** Opening LISTED ENTRIES block **

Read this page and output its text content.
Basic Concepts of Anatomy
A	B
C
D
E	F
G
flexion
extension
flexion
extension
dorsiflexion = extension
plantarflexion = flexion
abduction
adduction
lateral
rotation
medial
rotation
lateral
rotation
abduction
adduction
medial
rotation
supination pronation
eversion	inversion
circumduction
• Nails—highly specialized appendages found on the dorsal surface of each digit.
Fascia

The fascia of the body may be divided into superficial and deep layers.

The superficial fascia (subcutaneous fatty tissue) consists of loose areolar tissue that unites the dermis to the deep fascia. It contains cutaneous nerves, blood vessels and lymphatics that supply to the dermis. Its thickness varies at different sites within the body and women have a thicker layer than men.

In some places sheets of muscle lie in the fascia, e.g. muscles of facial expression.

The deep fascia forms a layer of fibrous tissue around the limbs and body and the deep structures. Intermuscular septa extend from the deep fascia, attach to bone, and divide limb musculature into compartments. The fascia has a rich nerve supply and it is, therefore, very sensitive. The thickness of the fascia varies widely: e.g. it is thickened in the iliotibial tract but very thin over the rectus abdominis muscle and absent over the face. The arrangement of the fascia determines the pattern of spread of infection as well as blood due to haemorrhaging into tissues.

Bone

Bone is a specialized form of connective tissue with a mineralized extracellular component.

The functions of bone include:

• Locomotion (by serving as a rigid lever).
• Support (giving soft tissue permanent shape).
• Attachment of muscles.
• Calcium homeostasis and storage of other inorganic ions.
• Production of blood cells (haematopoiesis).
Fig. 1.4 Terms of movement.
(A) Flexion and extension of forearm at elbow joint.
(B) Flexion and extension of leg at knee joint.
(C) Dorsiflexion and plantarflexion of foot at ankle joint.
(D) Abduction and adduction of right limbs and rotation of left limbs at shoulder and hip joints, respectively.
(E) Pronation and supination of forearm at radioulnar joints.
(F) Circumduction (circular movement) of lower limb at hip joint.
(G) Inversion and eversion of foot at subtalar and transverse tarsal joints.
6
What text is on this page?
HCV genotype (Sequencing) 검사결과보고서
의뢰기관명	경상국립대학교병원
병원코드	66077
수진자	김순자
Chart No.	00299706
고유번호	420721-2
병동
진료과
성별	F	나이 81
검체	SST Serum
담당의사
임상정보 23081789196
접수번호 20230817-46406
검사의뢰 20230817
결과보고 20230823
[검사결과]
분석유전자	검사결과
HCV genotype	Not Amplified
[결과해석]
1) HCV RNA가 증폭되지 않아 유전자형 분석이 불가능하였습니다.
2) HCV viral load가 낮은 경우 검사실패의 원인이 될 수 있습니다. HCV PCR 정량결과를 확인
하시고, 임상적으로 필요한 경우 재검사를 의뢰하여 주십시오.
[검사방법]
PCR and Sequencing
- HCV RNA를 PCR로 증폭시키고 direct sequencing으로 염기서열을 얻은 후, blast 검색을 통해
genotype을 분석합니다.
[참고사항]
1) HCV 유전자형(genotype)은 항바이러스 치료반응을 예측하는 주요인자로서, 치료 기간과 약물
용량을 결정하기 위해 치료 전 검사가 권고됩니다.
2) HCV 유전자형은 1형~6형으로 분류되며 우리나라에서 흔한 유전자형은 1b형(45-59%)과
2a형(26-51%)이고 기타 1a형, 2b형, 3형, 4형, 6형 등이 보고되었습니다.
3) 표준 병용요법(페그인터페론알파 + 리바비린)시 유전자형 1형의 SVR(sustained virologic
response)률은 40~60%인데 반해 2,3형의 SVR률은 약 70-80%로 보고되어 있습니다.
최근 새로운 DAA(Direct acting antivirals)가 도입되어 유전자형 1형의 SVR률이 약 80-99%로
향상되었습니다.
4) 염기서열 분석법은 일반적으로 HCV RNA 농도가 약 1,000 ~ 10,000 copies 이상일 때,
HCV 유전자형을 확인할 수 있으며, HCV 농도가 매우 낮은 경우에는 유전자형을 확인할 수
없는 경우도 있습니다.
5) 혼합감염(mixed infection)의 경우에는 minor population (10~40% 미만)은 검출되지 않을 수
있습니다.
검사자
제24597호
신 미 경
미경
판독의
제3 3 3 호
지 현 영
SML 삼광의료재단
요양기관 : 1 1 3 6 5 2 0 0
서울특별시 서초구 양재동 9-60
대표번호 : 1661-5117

** Closing LISTED ENTRIES block **

PROBLEM TO SOLVE: Provide only the count of lines in the material above that hold the word "page".

TASK RESPONSE: 2